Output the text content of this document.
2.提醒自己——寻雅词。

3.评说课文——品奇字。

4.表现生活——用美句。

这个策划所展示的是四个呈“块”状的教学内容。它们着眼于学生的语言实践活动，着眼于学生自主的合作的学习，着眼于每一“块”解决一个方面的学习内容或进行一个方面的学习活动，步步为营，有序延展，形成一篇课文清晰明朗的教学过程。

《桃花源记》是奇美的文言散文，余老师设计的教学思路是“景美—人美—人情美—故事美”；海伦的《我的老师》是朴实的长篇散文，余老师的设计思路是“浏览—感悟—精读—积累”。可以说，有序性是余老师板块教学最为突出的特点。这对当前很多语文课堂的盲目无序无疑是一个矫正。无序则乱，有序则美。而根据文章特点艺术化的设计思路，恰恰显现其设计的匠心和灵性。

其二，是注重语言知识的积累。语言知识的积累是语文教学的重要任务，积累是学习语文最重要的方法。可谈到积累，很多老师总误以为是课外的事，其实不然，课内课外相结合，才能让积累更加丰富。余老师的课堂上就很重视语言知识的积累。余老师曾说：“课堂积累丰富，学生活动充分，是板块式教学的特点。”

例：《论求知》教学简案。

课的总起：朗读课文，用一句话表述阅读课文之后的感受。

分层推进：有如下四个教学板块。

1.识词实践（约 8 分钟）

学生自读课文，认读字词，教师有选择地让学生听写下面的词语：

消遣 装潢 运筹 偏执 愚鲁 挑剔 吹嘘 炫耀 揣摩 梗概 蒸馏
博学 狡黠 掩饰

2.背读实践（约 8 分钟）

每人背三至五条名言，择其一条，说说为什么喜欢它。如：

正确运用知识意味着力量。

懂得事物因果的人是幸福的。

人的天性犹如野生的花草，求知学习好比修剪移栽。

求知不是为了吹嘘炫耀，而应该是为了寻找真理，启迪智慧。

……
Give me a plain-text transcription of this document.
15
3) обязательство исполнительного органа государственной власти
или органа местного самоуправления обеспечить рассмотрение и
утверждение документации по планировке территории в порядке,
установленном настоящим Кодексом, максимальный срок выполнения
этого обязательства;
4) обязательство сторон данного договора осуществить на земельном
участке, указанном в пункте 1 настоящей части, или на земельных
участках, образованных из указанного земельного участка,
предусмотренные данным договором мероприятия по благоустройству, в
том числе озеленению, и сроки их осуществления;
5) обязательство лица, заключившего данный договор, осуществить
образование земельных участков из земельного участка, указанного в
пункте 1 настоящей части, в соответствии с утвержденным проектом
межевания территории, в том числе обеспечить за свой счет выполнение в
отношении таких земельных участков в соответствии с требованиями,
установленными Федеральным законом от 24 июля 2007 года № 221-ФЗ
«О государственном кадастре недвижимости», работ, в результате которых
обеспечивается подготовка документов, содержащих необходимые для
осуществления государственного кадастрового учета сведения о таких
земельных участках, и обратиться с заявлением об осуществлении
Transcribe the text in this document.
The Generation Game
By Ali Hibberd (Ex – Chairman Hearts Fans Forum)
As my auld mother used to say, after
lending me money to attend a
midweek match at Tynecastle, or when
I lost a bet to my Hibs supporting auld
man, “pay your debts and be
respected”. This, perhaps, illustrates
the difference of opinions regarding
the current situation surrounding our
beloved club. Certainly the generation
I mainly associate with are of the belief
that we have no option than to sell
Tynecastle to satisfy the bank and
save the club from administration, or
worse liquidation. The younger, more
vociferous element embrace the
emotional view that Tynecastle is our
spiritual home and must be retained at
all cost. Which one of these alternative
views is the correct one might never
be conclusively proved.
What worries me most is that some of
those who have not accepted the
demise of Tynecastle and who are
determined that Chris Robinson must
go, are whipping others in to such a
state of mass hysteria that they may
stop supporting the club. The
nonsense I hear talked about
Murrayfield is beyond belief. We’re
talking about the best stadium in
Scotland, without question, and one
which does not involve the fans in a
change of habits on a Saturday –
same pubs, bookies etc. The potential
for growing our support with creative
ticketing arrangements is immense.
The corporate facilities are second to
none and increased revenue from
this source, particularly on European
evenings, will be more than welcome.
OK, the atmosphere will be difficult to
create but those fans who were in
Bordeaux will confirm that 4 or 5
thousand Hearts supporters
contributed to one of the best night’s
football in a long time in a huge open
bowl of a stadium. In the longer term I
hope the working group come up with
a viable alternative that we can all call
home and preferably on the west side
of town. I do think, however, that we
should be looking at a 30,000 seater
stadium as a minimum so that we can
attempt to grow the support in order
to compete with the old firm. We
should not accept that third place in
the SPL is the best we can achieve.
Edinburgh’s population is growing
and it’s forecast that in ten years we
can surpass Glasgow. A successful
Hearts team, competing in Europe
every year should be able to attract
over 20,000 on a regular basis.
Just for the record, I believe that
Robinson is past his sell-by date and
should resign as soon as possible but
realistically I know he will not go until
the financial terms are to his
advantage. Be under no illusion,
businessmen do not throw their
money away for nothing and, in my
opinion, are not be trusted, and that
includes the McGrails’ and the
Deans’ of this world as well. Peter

WHAT TO DO - Say only how many lines in the records carry the word "stadium".

THE REPLY - 3